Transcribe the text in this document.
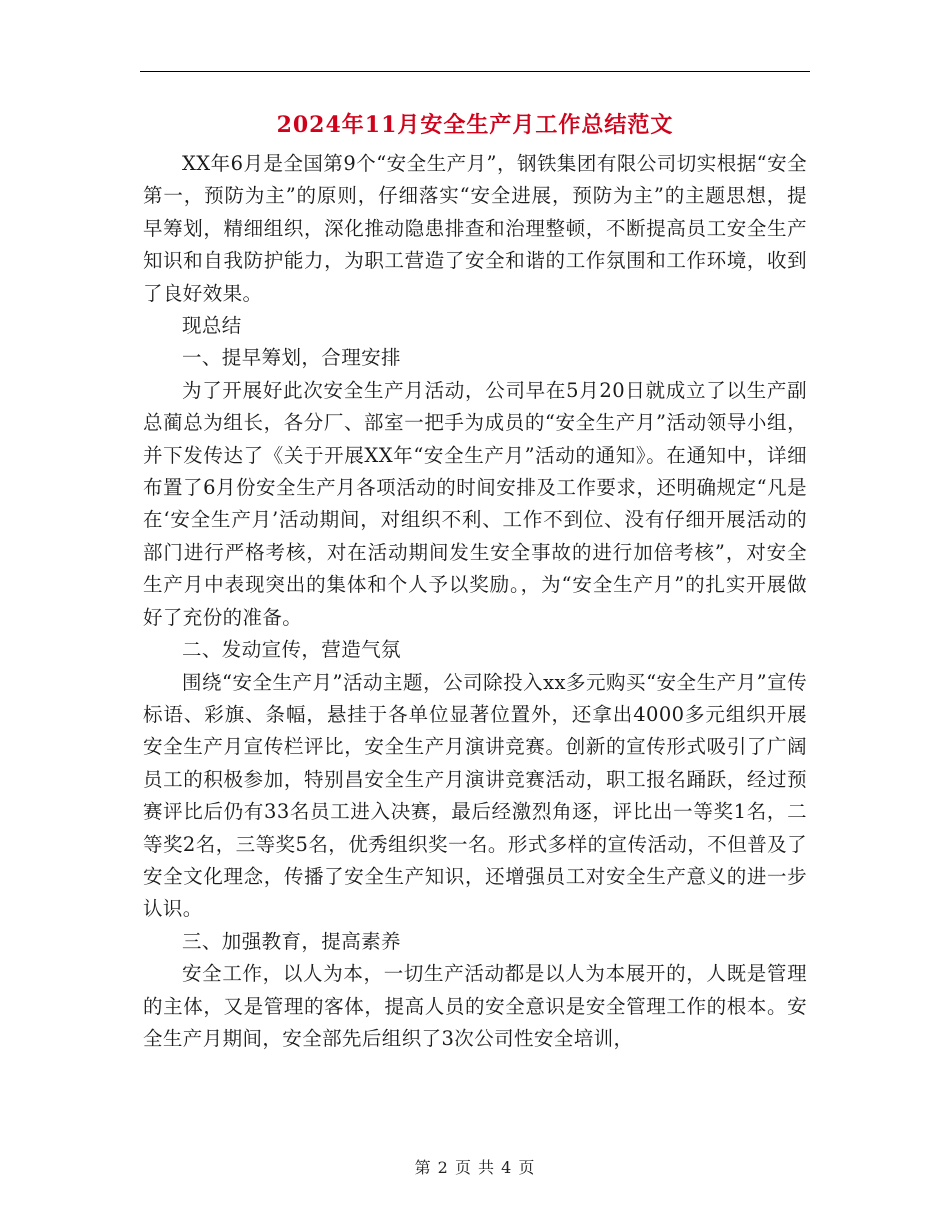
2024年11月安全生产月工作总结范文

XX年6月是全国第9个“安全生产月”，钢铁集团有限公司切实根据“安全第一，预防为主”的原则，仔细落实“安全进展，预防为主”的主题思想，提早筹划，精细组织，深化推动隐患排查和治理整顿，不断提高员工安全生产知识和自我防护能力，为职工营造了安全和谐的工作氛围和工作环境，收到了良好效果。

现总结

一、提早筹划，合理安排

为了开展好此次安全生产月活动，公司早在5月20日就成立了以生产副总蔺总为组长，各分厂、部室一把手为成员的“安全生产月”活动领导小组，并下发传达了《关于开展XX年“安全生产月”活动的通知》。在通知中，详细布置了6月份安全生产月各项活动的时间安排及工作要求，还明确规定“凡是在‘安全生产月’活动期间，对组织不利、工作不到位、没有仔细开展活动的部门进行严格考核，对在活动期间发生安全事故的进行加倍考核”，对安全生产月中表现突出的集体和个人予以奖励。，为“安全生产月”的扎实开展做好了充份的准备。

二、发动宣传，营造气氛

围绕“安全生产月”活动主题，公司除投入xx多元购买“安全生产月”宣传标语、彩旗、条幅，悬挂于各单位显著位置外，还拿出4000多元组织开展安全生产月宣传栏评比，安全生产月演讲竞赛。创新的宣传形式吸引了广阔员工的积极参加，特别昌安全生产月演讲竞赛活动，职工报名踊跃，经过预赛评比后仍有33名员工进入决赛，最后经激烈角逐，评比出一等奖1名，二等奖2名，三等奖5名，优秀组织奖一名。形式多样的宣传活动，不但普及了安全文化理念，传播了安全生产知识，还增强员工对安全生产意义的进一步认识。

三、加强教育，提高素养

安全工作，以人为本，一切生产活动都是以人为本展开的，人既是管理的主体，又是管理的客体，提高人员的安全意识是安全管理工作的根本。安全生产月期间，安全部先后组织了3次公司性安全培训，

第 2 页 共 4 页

--

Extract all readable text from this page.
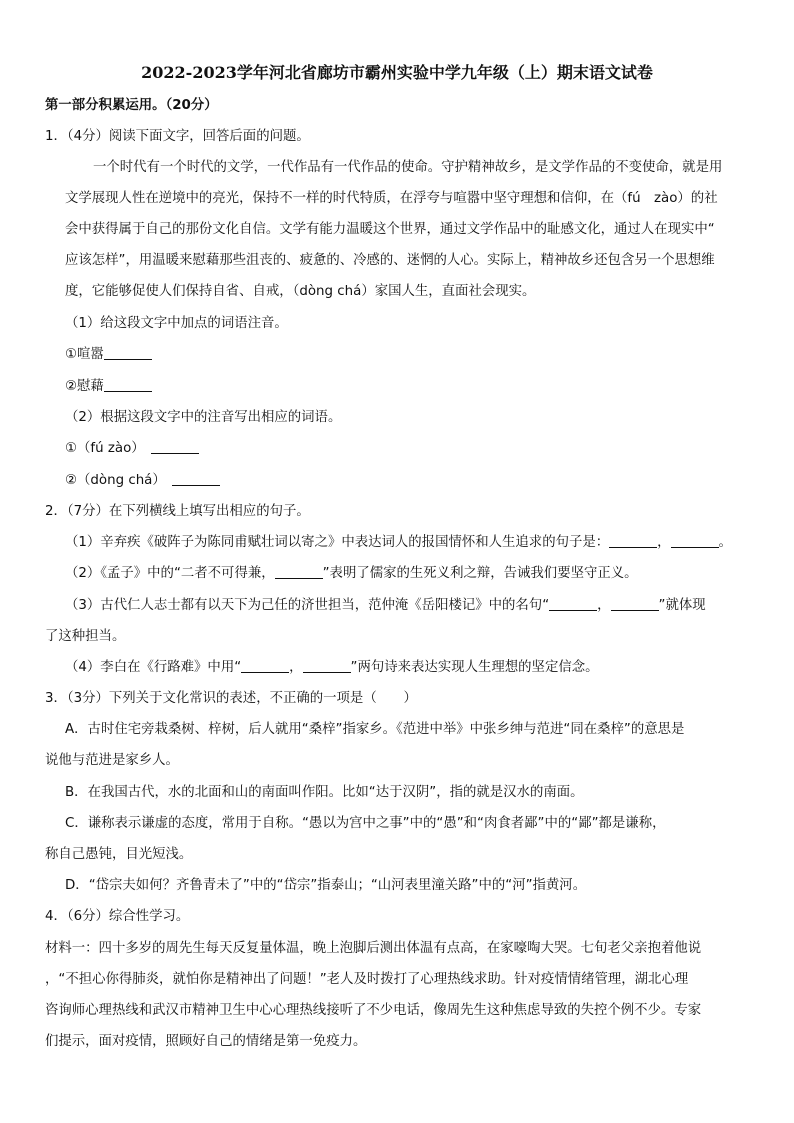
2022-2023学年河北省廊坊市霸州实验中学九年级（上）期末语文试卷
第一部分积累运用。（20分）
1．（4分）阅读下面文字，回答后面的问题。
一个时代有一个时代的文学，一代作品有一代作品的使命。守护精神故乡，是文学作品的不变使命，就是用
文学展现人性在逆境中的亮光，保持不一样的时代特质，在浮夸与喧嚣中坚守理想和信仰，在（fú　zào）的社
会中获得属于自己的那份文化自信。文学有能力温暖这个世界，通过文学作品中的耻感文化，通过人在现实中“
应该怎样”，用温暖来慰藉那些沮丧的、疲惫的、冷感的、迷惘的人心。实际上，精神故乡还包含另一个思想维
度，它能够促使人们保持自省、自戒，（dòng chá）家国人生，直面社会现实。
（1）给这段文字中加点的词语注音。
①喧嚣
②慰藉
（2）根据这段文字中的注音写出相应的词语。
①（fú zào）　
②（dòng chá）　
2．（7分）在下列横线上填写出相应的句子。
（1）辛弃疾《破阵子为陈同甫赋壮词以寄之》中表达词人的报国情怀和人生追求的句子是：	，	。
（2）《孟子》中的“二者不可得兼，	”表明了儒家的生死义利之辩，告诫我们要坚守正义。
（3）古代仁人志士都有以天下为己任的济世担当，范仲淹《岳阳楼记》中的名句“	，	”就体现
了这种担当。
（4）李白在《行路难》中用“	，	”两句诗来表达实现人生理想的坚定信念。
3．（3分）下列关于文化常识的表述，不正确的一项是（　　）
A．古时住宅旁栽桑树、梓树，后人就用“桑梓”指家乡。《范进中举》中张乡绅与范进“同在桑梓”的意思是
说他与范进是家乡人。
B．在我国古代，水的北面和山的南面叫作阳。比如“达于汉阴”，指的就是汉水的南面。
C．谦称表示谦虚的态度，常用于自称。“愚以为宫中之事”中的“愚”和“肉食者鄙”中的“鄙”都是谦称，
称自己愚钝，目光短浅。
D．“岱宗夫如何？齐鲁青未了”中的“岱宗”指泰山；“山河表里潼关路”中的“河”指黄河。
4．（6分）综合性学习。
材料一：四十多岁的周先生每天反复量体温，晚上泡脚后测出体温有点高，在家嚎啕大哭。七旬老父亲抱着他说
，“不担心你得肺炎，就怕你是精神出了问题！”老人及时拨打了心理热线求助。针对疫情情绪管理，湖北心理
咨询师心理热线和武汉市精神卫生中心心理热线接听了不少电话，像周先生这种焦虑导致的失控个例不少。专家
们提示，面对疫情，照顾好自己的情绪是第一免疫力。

--

**The exercise**.
Report each line in the data that holds the word "text".

**Output of the exercise**.
Transcribe the text in this document.
Extract all readable text from this page.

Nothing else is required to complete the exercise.